_EXERCISE DETAILS:_ Locate every line that holds the string "legend" and copy it.

_THE INPUT:_
**********

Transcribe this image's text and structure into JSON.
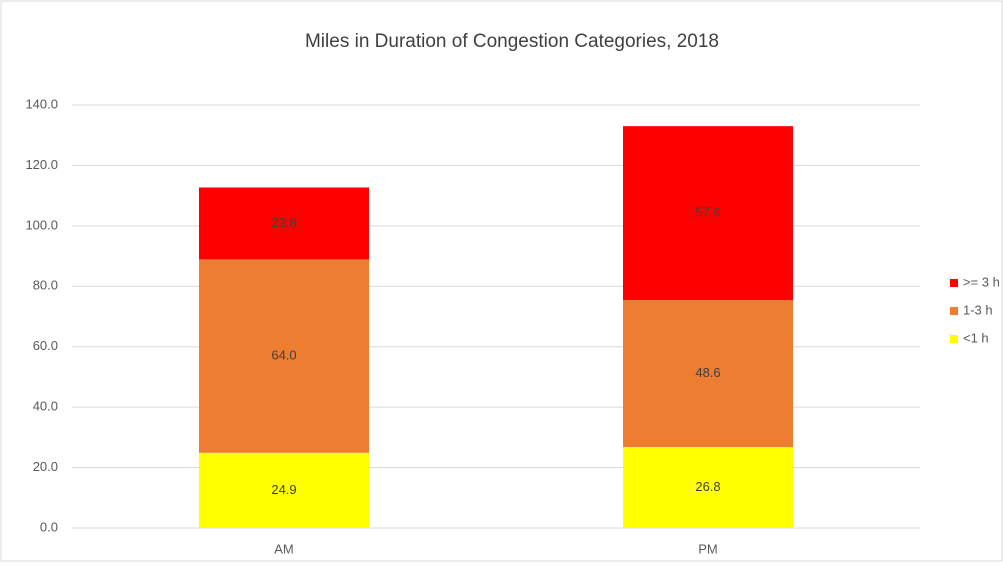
{
  "chart_data": {
    "type": "stacked_bar",
    "title": "Miles in Duration of Congestion Categories, 2018",
    "categories": [
      "AM",
      "PM"
    ],
    "series": [
      {
        "name": "<1 h",
        "color": "#ffff00",
        "values": [
          24.9,
          26.8
        ],
        "value_labels": [
          "24.9",
          "26.8"
        ]
      },
      {
        "name": "1-3 h",
        "color": "#ed7d31",
        "values": [
          64.0,
          48.6
        ],
        "value_labels": [
          "64.0",
          "48.6"
        ]
      },
      {
        "name": ">= 3 h",
        "color": "#ff0000",
        "values": [
          23.8,
          57.6
        ],
        "value_labels": [
          "23.8",
          "57.6"
        ]
      }
    ],
    "ylim": [
      0,
      140
    ],
    "yticks": [
      {
        "value": 0,
        "label": "0.0"
      },
      {
        "value": 20,
        "label": "20.0"
      },
      {
        "value": 40,
        "label": "40.0"
      },
      {
        "value": 60,
        "label": "60.0"
      },
      {
        "value": 80,
        "label": "80.0"
      },
      {
        "value": 100,
        "label": "100.0"
      },
      {
        "value": 120,
        "label": "120.0"
      },
      {
        "value": 140,
        "label": "140.0"
      }
    ],
    "grid": true,
    "legend": "right"
  }
}
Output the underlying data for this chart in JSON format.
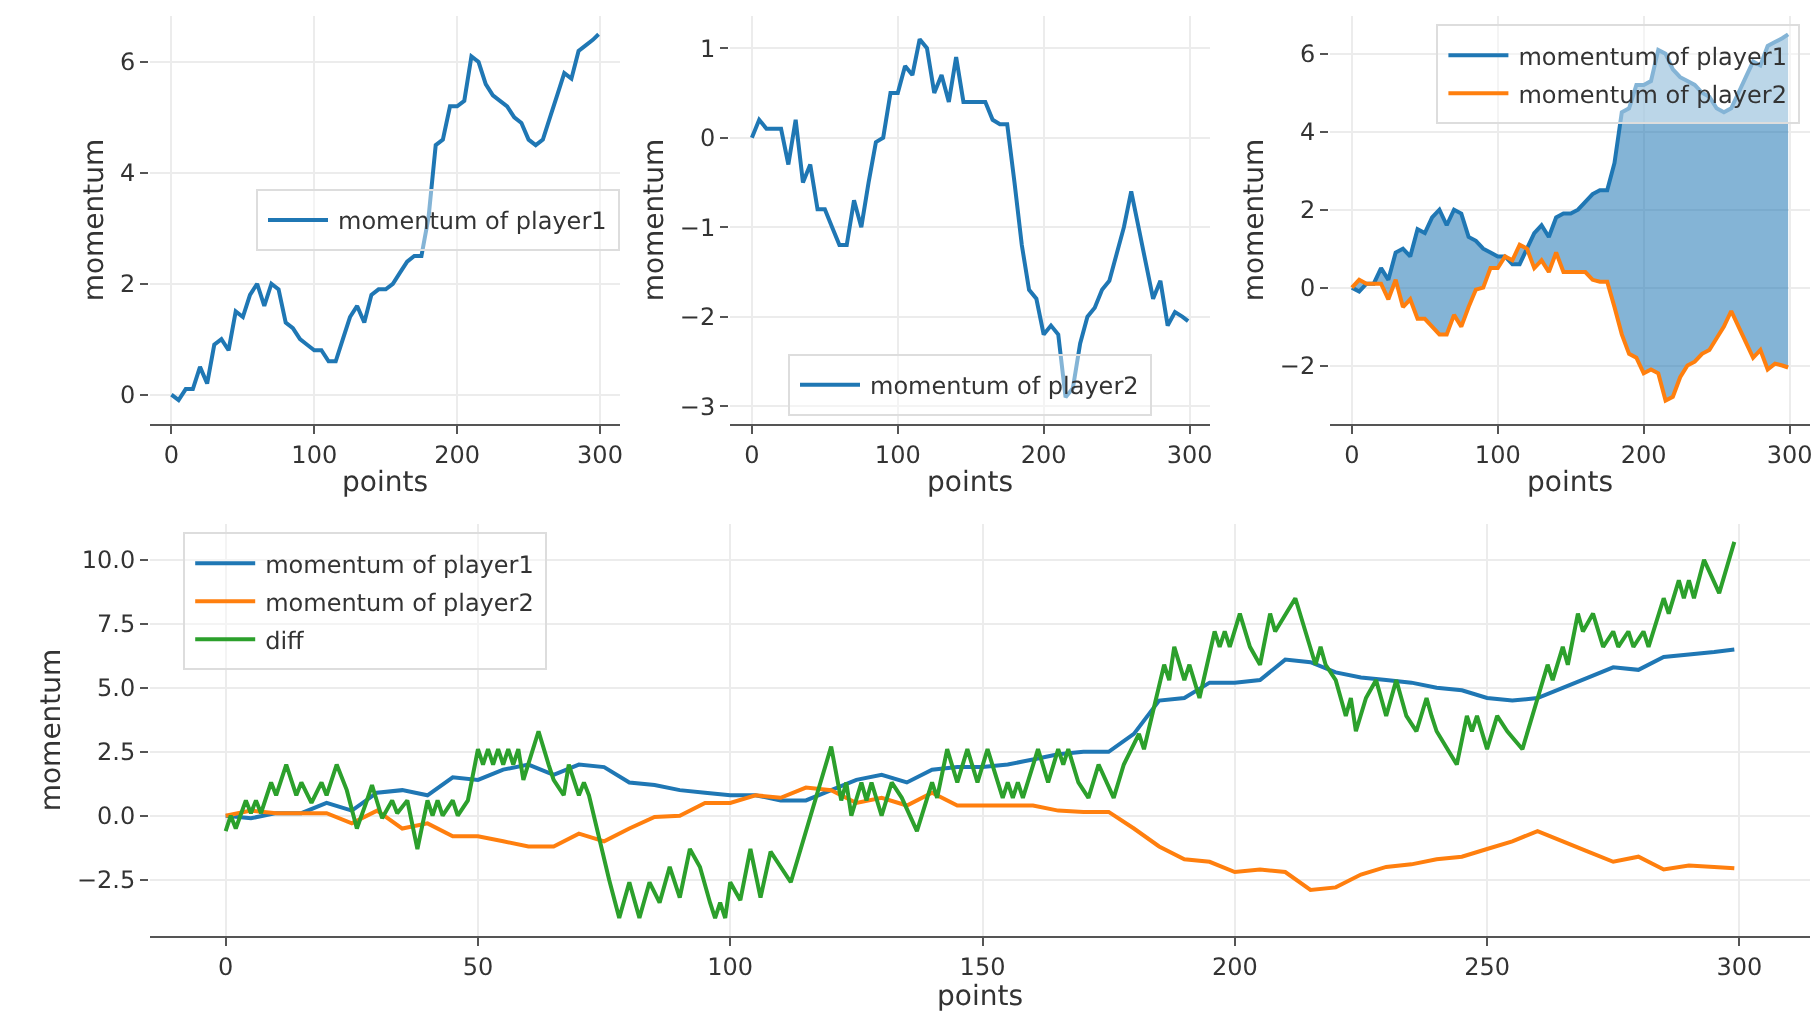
{
  "chart_data": [
    {
      "type": "line",
      "xlabel": "points",
      "ylabel": "momentum",
      "xlim": [
        -15,
        314
      ],
      "ylim": [
        -0.53,
        6.83
      ],
      "xticks": [
        0,
        100,
        200,
        300
      ],
      "yticks": [
        0,
        2,
        4,
        6
      ],
      "grid": true,
      "legend": "right",
      "x": [
        0,
        5,
        10,
        15,
        20,
        25,
        30,
        35,
        40,
        45,
        50,
        55,
        60,
        65,
        70,
        75,
        80,
        85,
        90,
        95,
        100,
        105,
        110,
        115,
        120,
        125,
        130,
        135,
        140,
        145,
        150,
        155,
        160,
        165,
        170,
        175,
        180,
        185,
        190,
        195,
        200,
        205,
        210,
        215,
        220,
        225,
        230,
        235,
        240,
        245,
        250,
        255,
        260,
        265,
        270,
        275,
        280,
        285,
        290,
        295,
        299
      ],
      "series": [
        {
          "name": "momentum of player1",
          "color": "#1f77b4",
          "values": [
            0,
            -0.1,
            0.1,
            0.1,
            0.5,
            0.2,
            0.9,
            1.0,
            0.8,
            1.5,
            1.4,
            1.8,
            2.0,
            1.6,
            2.0,
            1.9,
            1.3,
            1.2,
            1.0,
            0.9,
            0.8,
            0.8,
            0.6,
            0.6,
            1.0,
            1.4,
            1.6,
            1.3,
            1.8,
            1.9,
            1.9,
            2.0,
            2.2,
            2.4,
            2.5,
            2.5,
            3.2,
            4.5,
            4.6,
            5.2,
            5.2,
            5.3,
            6.1,
            6.0,
            5.6,
            5.4,
            5.3,
            5.2,
            5.0,
            4.9,
            4.6,
            4.5,
            4.6,
            5.0,
            5.4,
            5.8,
            5.7,
            6.2,
            6.3,
            6.4,
            6.5
          ]
        }
      ]
    },
    {
      "type": "line",
      "xlabel": "points",
      "ylabel": "momentum",
      "xlim": [
        -15,
        314
      ],
      "ylim": [
        -3.2,
        1.36
      ],
      "xticks": [
        0,
        100,
        200,
        300
      ],
      "yticks": [
        {
          "value": -3,
          "label": "−3"
        },
        {
          "value": -2,
          "label": "−2"
        },
        {
          "value": -1,
          "label": "−1"
        },
        0,
        1
      ],
      "grid": true,
      "legend": "bottom",
      "x": [
        0,
        5,
        10,
        15,
        20,
        25,
        30,
        35,
        40,
        45,
        50,
        55,
        60,
        65,
        70,
        75,
        80,
        85,
        90,
        95,
        100,
        105,
        110,
        115,
        120,
        125,
        130,
        135,
        140,
        145,
        150,
        155,
        160,
        165,
        170,
        175,
        180,
        185,
        190,
        195,
        200,
        205,
        210,
        215,
        220,
        225,
        230,
        235,
        240,
        245,
        250,
        255,
        260,
        265,
        270,
        275,
        280,
        285,
        290,
        295,
        299
      ],
      "series": [
        {
          "name": "momentum of player2",
          "color": "#1f77b4",
          "values": [
            0,
            0.2,
            0.1,
            0.1,
            0.1,
            -0.3,
            0.2,
            -0.5,
            -0.3,
            -0.8,
            -0.8,
            -1.0,
            -1.2,
            -1.2,
            -0.7,
            -1.0,
            -0.5,
            -0.05,
            0.0,
            0.5,
            0.5,
            0.8,
            0.7,
            1.1,
            1.0,
            0.5,
            0.7,
            0.4,
            0.9,
            0.4,
            0.4,
            0.4,
            0.4,
            0.2,
            0.15,
            0.15,
            -0.5,
            -1.2,
            -1.7,
            -1.8,
            -2.2,
            -2.1,
            -2.2,
            -2.9,
            -2.8,
            -2.3,
            -2.0,
            -1.9,
            -1.7,
            -1.6,
            -1.3,
            -1.0,
            -0.6,
            -1.0,
            -1.4,
            -1.8,
            -1.6,
            -2.1,
            -1.95,
            -2.0,
            -2.05
          ]
        }
      ]
    },
    {
      "type": "line",
      "xlabel": "points",
      "ylabel": "momentum",
      "xlim": [
        -15,
        314
      ],
      "ylim": [
        -3.5,
        6.97
      ],
      "xticks": [
        0,
        100,
        200,
        300
      ],
      "yticks": [
        {
          "value": -2,
          "label": "−2"
        },
        0,
        2,
        4,
        6
      ],
      "grid": true,
      "legend": "top right",
      "x": [
        0,
        5,
        10,
        15,
        20,
        25,
        30,
        35,
        40,
        45,
        50,
        55,
        60,
        65,
        70,
        75,
        80,
        85,
        90,
        95,
        100,
        105,
        110,
        115,
        120,
        125,
        130,
        135,
        140,
        145,
        150,
        155,
        160,
        165,
        170,
        175,
        180,
        185,
        190,
        195,
        200,
        205,
        210,
        215,
        220,
        225,
        230,
        235,
        240,
        245,
        250,
        255,
        260,
        265,
        270,
        275,
        280,
        285,
        290,
        295,
        299
      ],
      "series": [
        {
          "name": "momentum of player1",
          "color": "#1f77b4",
          "values": [
            0,
            -0.1,
            0.1,
            0.1,
            0.5,
            0.2,
            0.9,
            1.0,
            0.8,
            1.5,
            1.4,
            1.8,
            2.0,
            1.6,
            2.0,
            1.9,
            1.3,
            1.2,
            1.0,
            0.9,
            0.8,
            0.8,
            0.6,
            0.6,
            1.0,
            1.4,
            1.6,
            1.3,
            1.8,
            1.9,
            1.9,
            2.0,
            2.2,
            2.4,
            2.5,
            2.5,
            3.2,
            4.5,
            4.6,
            5.2,
            5.2,
            5.3,
            6.1,
            6.0,
            5.6,
            5.4,
            5.3,
            5.2,
            5.0,
            4.9,
            4.6,
            4.5,
            4.6,
            5.0,
            5.4,
            5.8,
            5.7,
            6.2,
            6.3,
            6.4,
            6.5
          ],
          "lower": [
            0,
            0.2,
            0.1,
            0.1,
            0.1,
            -0.3,
            0.2,
            -0.5,
            -0.3,
            -0.8,
            -0.8,
            -1.0,
            -1.2,
            -1.2,
            -0.7,
            -1.0,
            -0.5,
            -0.05,
            0.0,
            0.5,
            0.5,
            0.8,
            0.7,
            1.1,
            1.0,
            0.5,
            0.7,
            0.4,
            0.9,
            0.4,
            0.4,
            0.4,
            0.4,
            0.2,
            0.15,
            0.15,
            -0.5,
            -1.2,
            -1.7,
            -1.8,
            -2.2,
            -2.1,
            -2.2,
            -2.9,
            -2.8,
            -2.3,
            -2.0,
            -1.9,
            -1.7,
            -1.6,
            -1.3,
            -1.0,
            -0.6,
            -1.0,
            -1.4,
            -1.8,
            -1.6,
            -2.1,
            -1.95,
            -2.0,
            -2.05
          ],
          "upper": [
            0,
            -0.1,
            0.1,
            0.1,
            0.5,
            0.2,
            0.9,
            1.0,
            0.8,
            1.5,
            1.4,
            1.8,
            2.0,
            1.6,
            2.0,
            1.9,
            1.3,
            1.2,
            1.0,
            0.9,
            0.8,
            0.8,
            0.6,
            0.6,
            1.0,
            1.4,
            1.6,
            1.3,
            1.8,
            1.9,
            1.9,
            2.0,
            2.2,
            2.4,
            2.5,
            2.5,
            3.2,
            4.5,
            4.6,
            5.2,
            5.2,
            5.3,
            6.1,
            6.0,
            5.6,
            5.4,
            5.3,
            5.2,
            5.0,
            4.9,
            4.6,
            4.5,
            4.6,
            5.0,
            5.4,
            5.8,
            5.7,
            6.2,
            6.3,
            6.4,
            6.5
          ]
        },
        {
          "name": "momentum of player2",
          "color": "#ff7f0e",
          "values": [
            0,
            0.2,
            0.1,
            0.1,
            0.1,
            -0.3,
            0.2,
            -0.5,
            -0.3,
            -0.8,
            -0.8,
            -1.0,
            -1.2,
            -1.2,
            -0.7,
            -1.0,
            -0.5,
            -0.05,
            0.0,
            0.5,
            0.5,
            0.8,
            0.7,
            1.1,
            1.0,
            0.5,
            0.7,
            0.4,
            0.9,
            0.4,
            0.4,
            0.4,
            0.4,
            0.2,
            0.15,
            0.15,
            -0.5,
            -1.2,
            -1.7,
            -1.8,
            -2.2,
            -2.1,
            -2.2,
            -2.9,
            -2.8,
            -2.3,
            -2.0,
            -1.9,
            -1.7,
            -1.6,
            -1.3,
            -1.0,
            -0.6,
            -1.0,
            -1.4,
            -1.8,
            -1.6,
            -2.1,
            -1.95,
            -2.0,
            -2.05
          ]
        }
      ]
    },
    {
      "type": "line",
      "xlabel": "points",
      "ylabel": "momentum",
      "xlim": [
        -15,
        314
      ],
      "ylim": [
        -4.7,
        11.4
      ],
      "xticks": [
        0,
        50,
        100,
        150,
        200,
        250,
        300
      ],
      "yticks": [
        {
          "value": -2.5,
          "label": "−2.5"
        },
        {
          "value": 0,
          "label": "0.0"
        },
        {
          "value": 2.5,
          "label": "2.5"
        },
        {
          "value": 5,
          "label": "5.0"
        },
        {
          "value": 7.5,
          "label": "7.5"
        },
        {
          "value": 10,
          "label": "10.0"
        }
      ],
      "grid": true,
      "legend": "top left",
      "x": [
        0,
        5,
        10,
        15,
        20,
        25,
        30,
        35,
        40,
        45,
        50,
        55,
        60,
        65,
        70,
        75,
        80,
        85,
        90,
        95,
        100,
        105,
        110,
        115,
        120,
        125,
        130,
        135,
        140,
        145,
        150,
        155,
        160,
        165,
        170,
        175,
        180,
        185,
        190,
        195,
        200,
        205,
        210,
        215,
        220,
        225,
        230,
        235,
        240,
        245,
        250,
        255,
        260,
        265,
        270,
        275,
        280,
        285,
        290,
        295,
        299
      ],
      "series": [
        {
          "name": "momentum of player1",
          "color": "#1f77b4",
          "values": [
            0,
            -0.1,
            0.1,
            0.1,
            0.5,
            0.2,
            0.9,
            1.0,
            0.8,
            1.5,
            1.4,
            1.8,
            2.0,
            1.6,
            2.0,
            1.9,
            1.3,
            1.2,
            1.0,
            0.9,
            0.8,
            0.8,
            0.6,
            0.6,
            1.0,
            1.4,
            1.6,
            1.3,
            1.8,
            1.9,
            1.9,
            2.0,
            2.2,
            2.4,
            2.5,
            2.5,
            3.2,
            4.5,
            4.6,
            5.2,
            5.2,
            5.3,
            6.1,
            6.0,
            5.6,
            5.4,
            5.3,
            5.2,
            5.0,
            4.9,
            4.6,
            4.5,
            4.6,
            5.0,
            5.4,
            5.8,
            5.7,
            6.2,
            6.3,
            6.4,
            6.5
          ]
        },
        {
          "name": "momentum of player2",
          "color": "#ff7f0e",
          "values": [
            0,
            0.2,
            0.1,
            0.1,
            0.1,
            -0.3,
            0.2,
            -0.5,
            -0.3,
            -0.8,
            -0.8,
            -1.0,
            -1.2,
            -1.2,
            -0.7,
            -1.0,
            -0.5,
            -0.05,
            0.0,
            0.5,
            0.5,
            0.8,
            0.7,
            1.1,
            1.0,
            0.5,
            0.7,
            0.4,
            0.9,
            0.4,
            0.4,
            0.4,
            0.4,
            0.2,
            0.15,
            0.15,
            -0.5,
            -1.2,
            -1.7,
            -1.8,
            -2.2,
            -2.1,
            -2.2,
            -2.9,
            -2.8,
            -2.3,
            -2.0,
            -1.9,
            -1.7,
            -1.6,
            -1.3,
            -1.0,
            -0.6,
            -1.0,
            -1.4,
            -1.8,
            -1.6,
            -2.1,
            -1.95,
            -2.0,
            -2.05
          ]
        },
        {
          "name": "diff",
          "color": "#2ca02c",
          "x": [
            0,
            1,
            2,
            4,
            5,
            6,
            7,
            9,
            10,
            12,
            14,
            15,
            17,
            19,
            20,
            22,
            24,
            26,
            28,
            29,
            31,
            33,
            34,
            36,
            38,
            40,
            41,
            42,
            43,
            45,
            46,
            48,
            50,
            51,
            52,
            53,
            54,
            55,
            56,
            57,
            58,
            59,
            62,
            64,
            65,
            67,
            68,
            70,
            71,
            72,
            76,
            78,
            80,
            82,
            84,
            86,
            88,
            90,
            92,
            94,
            96,
            97,
            98,
            99,
            100,
            102,
            104,
            106,
            108,
            112,
            120,
            122,
            123,
            124,
            126,
            127,
            128,
            130,
            132,
            134,
            137,
            140,
            141,
            143,
            145,
            147,
            149,
            151,
            154,
            155,
            156,
            157,
            158,
            161,
            163,
            165,
            166,
            167,
            169,
            171,
            173,
            176,
            178,
            181,
            182,
            186,
            187,
            188,
            190,
            191,
            193,
            196,
            197,
            198,
            199,
            201,
            203,
            205,
            207,
            208,
            212,
            214,
            216,
            217,
            218,
            220,
            222,
            223,
            224,
            226,
            228,
            229,
            230,
            232,
            233,
            234,
            236,
            238,
            239,
            240,
            244,
            246,
            247,
            248,
            250,
            252,
            254,
            257,
            262,
            263,
            265,
            266,
            268,
            269,
            271,
            273,
            275,
            276,
            278,
            279,
            281,
            282,
            285,
            286,
            288,
            289,
            290,
            291,
            293,
            296,
            299
          ],
          "values": [
            -0.6,
            0,
            -0.5,
            0.6,
            0.1,
            0.6,
            0.1,
            1.3,
            0.8,
            2.0,
            0.8,
            1.3,
            0.5,
            1.3,
            0.8,
            2.0,
            1.0,
            -0.5,
            0.6,
            1.2,
            -0.1,
            0.6,
            0.1,
            0.6,
            -1.3,
            0.6,
            0,
            0.6,
            0,
            0.6,
            0,
            0.6,
            2.6,
            2.0,
            2.6,
            2.0,
            2.6,
            2.0,
            2.6,
            2.0,
            2.6,
            1.4,
            3.3,
            2.0,
            1.4,
            0.8,
            2.0,
            0.8,
            1.3,
            0.8,
            -2.5,
            -4.0,
            -2.6,
            -4.0,
            -2.6,
            -3.4,
            -2.0,
            -3.2,
            -1.3,
            -2.0,
            -3.4,
            -4.0,
            -3.4,
            -4.0,
            -2.6,
            -3.3,
            -1.3,
            -3.2,
            -1.4,
            -2.6,
            2.7,
            0.6,
            1.3,
            0,
            1.3,
            0.6,
            1.3,
            0,
            1.3,
            0.7,
            -0.6,
            1.3,
            0.7,
            2.6,
            1.3,
            2.6,
            1.3,
            2.6,
            0.7,
            1.3,
            0.7,
            1.3,
            0.7,
            2.6,
            1.3,
            2.6,
            2.0,
            2.6,
            1.3,
            0.7,
            2.0,
            0.7,
            2.0,
            3.2,
            2.6,
            5.9,
            5.3,
            6.6,
            5.3,
            5.9,
            4.6,
            7.2,
            6.6,
            7.2,
            6.6,
            7.9,
            6.6,
            5.9,
            7.9,
            7.2,
            8.5,
            7.2,
            5.9,
            6.6,
            5.9,
            5.3,
            3.9,
            4.6,
            3.3,
            4.6,
            5.3,
            4.6,
            3.9,
            5.3,
            4.6,
            3.9,
            3.3,
            4.6,
            3.9,
            3.3,
            2.0,
            3.9,
            3.3,
            3.9,
            2.6,
            3.9,
            3.3,
            2.6,
            5.9,
            5.3,
            6.6,
            5.9,
            7.9,
            7.2,
            7.9,
            6.6,
            7.2,
            6.6,
            7.2,
            6.6,
            7.2,
            6.6,
            8.5,
            7.9,
            9.2,
            8.5,
            9.2,
            8.5,
            10.0,
            8.7,
            10.7
          ]
        }
      ]
    }
  ]
}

**********

_RESULT FOR THIS EXERCISE:_
    "legend": "right"
      "legend": "right",
      "legend": "bottom",
      "legend": "top right",
      "legend": "top left",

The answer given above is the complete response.